DATASET EXCERPTS:
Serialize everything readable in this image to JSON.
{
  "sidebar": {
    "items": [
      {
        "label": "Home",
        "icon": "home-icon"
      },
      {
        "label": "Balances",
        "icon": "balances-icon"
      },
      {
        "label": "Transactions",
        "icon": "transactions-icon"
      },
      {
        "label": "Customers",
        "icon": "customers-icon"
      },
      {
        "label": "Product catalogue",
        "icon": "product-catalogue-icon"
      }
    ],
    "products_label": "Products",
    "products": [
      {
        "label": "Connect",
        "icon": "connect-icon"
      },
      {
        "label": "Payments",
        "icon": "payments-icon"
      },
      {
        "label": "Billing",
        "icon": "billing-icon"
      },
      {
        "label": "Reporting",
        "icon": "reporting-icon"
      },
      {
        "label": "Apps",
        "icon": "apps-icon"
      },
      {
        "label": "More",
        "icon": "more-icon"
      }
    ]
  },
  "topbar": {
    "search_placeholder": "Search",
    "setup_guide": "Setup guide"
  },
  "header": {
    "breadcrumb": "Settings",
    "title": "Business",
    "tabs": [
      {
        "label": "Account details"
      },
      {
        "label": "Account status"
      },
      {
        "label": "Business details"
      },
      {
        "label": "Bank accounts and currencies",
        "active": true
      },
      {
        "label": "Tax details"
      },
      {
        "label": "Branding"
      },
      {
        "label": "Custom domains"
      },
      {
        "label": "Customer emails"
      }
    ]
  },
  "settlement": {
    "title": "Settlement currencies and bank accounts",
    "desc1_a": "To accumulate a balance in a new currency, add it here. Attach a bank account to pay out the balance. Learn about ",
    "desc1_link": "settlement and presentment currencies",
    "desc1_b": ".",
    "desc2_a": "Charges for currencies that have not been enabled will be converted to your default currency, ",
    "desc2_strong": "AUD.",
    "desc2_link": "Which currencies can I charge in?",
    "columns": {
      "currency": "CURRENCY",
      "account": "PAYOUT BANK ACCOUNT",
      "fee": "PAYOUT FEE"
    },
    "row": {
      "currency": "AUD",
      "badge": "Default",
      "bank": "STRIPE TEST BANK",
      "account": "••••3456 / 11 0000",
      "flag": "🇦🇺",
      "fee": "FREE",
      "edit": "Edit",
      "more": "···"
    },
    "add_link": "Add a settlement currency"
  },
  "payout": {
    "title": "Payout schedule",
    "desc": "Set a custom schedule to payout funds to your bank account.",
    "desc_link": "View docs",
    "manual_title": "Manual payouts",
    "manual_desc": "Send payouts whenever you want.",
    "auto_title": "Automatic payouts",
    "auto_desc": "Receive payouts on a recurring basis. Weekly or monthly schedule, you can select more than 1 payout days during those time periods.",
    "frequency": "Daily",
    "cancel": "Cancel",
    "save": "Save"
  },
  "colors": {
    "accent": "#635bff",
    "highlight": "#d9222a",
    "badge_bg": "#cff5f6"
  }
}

WORK REQUIRED: Scan the material above for the string "details" and return the lines that hold it.

EXPECTED ANSWER:
        "label": "Account details"
        "label": "Business details"
        "label": "Tax details"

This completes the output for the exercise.